● **SET TASK**
Identify each line holding the string "Individual" and copy it.

-- start of INFORMATION SUPPLIED --

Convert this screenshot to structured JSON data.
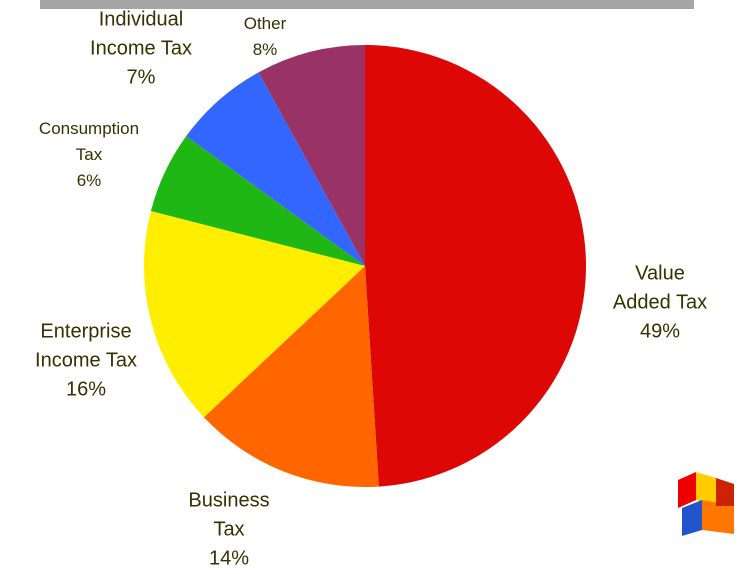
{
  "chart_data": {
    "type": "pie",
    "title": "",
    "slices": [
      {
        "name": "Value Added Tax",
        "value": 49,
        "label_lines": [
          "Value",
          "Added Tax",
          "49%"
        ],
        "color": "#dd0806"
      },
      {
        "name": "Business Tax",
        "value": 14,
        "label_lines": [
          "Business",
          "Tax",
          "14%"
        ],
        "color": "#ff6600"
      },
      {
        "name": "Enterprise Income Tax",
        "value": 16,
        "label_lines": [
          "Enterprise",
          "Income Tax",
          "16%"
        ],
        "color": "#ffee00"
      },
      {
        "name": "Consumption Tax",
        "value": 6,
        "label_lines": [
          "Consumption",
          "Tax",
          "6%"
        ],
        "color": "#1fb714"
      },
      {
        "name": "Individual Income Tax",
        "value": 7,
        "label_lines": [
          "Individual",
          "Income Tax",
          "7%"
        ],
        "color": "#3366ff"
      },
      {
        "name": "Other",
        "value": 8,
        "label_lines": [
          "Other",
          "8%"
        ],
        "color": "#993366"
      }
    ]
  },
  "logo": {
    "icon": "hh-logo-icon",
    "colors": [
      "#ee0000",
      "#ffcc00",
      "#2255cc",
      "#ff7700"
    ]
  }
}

-- end of INFORMATION SUPPLIED --

● **RESPONSE BELOW**
        "name": "Individual Income Tax",
          "Individual",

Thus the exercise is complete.